__Problem statement__
Copy out every line in the entries below that includes "мышцъ".

----- Supplied information

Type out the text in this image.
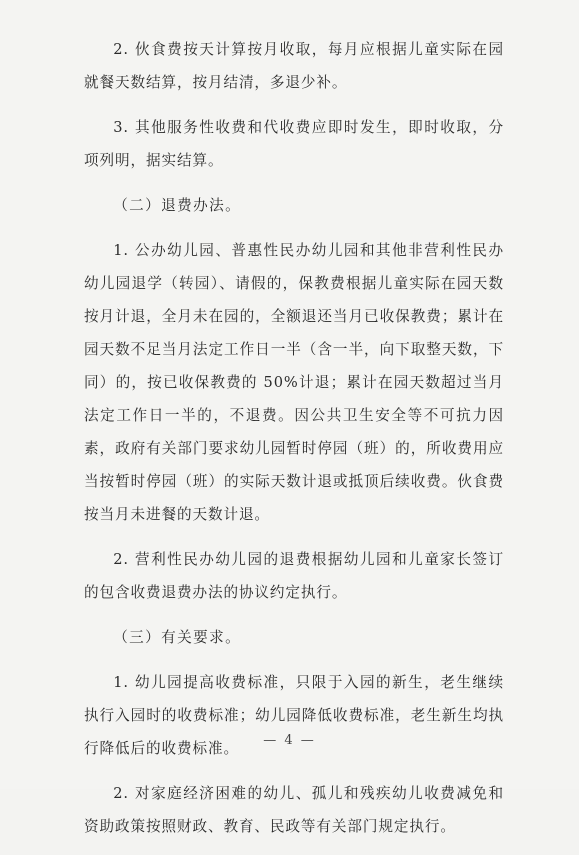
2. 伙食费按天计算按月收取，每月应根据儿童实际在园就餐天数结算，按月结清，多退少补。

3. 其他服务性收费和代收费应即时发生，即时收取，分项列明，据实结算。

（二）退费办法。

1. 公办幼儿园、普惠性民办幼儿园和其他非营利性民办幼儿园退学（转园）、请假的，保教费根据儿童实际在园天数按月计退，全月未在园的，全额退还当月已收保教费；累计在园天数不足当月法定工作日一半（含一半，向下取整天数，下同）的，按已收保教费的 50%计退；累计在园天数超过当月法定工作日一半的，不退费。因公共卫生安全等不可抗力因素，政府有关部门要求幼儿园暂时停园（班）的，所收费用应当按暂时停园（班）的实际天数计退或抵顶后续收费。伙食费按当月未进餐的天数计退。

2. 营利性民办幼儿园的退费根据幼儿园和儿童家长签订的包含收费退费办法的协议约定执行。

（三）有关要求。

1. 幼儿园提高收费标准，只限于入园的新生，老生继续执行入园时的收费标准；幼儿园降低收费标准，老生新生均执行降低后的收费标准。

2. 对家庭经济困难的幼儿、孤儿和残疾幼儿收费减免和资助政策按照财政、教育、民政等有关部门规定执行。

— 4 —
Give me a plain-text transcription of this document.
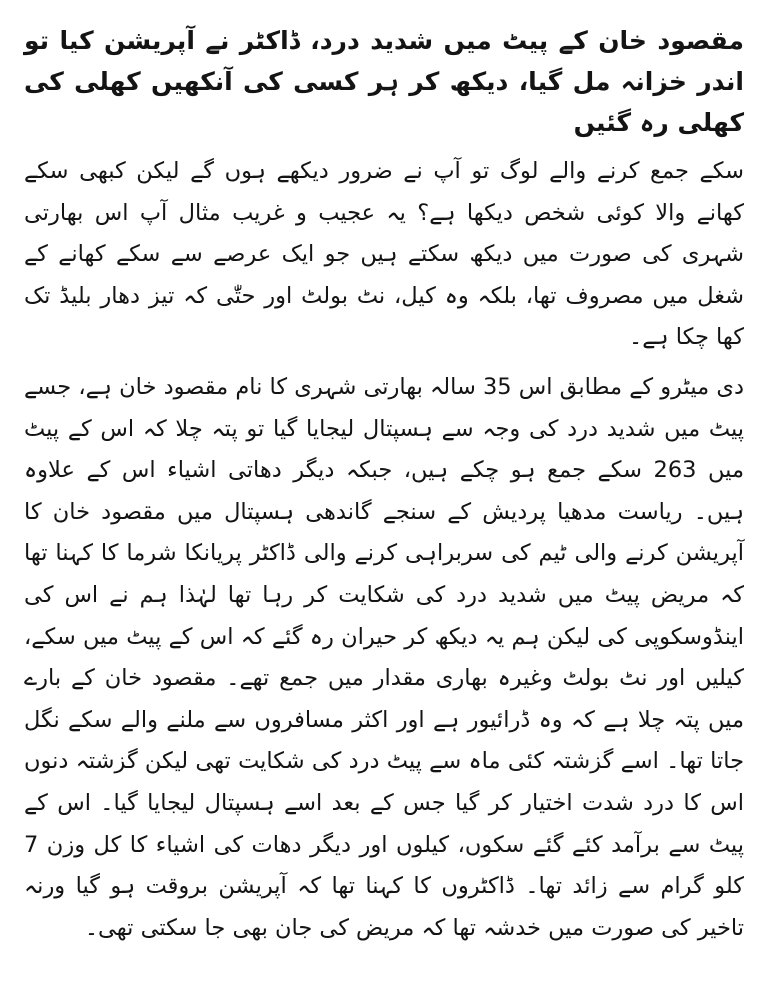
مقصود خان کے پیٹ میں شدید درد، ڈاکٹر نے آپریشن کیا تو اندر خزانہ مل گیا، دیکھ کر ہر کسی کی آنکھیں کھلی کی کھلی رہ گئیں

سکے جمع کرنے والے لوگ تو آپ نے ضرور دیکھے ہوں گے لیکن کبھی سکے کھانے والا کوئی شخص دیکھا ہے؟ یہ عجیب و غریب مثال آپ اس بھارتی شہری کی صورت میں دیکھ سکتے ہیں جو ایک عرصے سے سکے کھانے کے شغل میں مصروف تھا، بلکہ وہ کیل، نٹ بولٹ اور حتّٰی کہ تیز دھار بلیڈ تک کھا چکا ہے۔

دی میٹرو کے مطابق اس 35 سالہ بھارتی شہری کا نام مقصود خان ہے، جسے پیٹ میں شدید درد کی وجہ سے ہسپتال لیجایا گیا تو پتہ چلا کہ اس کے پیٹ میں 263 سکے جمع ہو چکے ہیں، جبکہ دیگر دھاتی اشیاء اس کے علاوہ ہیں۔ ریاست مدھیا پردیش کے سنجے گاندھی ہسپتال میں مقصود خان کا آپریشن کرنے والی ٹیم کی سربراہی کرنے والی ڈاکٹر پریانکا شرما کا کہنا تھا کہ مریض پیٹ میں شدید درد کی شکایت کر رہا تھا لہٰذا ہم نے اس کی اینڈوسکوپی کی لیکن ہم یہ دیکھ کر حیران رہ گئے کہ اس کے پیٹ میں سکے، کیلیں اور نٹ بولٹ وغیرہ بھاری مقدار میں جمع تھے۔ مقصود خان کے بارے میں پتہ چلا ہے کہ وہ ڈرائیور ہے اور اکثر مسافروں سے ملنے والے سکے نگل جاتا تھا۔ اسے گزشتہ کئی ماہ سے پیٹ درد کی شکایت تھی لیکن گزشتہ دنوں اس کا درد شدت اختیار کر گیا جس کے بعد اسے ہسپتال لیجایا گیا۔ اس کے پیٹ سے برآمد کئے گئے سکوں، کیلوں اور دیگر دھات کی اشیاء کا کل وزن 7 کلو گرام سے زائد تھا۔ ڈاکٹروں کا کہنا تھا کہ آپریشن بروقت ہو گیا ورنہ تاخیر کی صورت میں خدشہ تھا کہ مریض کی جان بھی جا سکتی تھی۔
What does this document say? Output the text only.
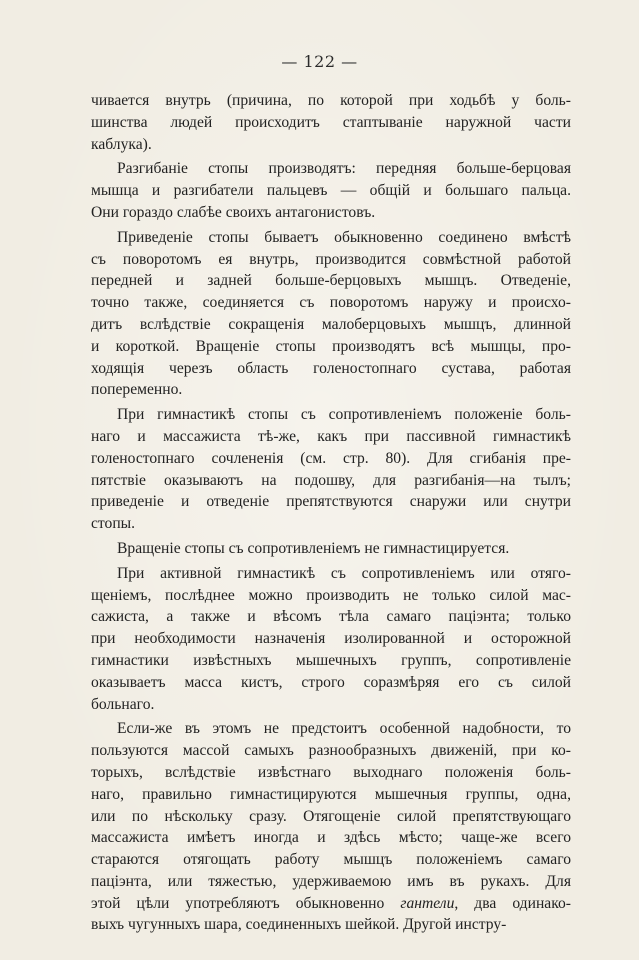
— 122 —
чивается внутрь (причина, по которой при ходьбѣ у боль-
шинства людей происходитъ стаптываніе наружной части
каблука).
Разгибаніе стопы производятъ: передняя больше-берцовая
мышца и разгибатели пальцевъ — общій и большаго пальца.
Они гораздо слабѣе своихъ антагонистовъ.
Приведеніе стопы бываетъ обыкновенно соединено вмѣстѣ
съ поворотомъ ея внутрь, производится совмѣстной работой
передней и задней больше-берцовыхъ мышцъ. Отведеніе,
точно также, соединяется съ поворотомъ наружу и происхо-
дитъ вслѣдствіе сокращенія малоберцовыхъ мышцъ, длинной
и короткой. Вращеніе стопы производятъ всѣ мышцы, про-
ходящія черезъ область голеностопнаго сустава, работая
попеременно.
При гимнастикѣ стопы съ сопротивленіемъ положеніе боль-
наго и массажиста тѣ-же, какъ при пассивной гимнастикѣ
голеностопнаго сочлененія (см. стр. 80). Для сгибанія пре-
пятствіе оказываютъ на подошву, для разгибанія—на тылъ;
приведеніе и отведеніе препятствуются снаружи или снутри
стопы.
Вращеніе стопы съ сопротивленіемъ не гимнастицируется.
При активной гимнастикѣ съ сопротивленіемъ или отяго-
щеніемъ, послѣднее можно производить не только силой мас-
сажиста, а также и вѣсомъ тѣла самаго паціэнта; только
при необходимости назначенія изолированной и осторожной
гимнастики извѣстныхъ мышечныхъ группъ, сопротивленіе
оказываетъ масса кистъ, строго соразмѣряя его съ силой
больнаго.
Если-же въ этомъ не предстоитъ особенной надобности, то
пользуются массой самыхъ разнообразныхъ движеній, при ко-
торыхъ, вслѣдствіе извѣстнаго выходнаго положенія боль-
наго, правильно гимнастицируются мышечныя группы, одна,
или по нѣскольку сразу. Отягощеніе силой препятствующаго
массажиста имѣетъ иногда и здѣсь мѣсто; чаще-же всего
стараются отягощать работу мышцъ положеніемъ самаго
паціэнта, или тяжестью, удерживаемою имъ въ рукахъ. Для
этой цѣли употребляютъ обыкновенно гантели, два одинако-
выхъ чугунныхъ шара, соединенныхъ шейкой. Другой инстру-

----------

__Exercise output__
передней и задней больше-берцовыхъ мышцъ. Отведеніе,
дитъ вслѣдствіе сокращенія малоберцовыхъ мышцъ, длинной
стараются отягощать работу мышцъ положеніемъ самаго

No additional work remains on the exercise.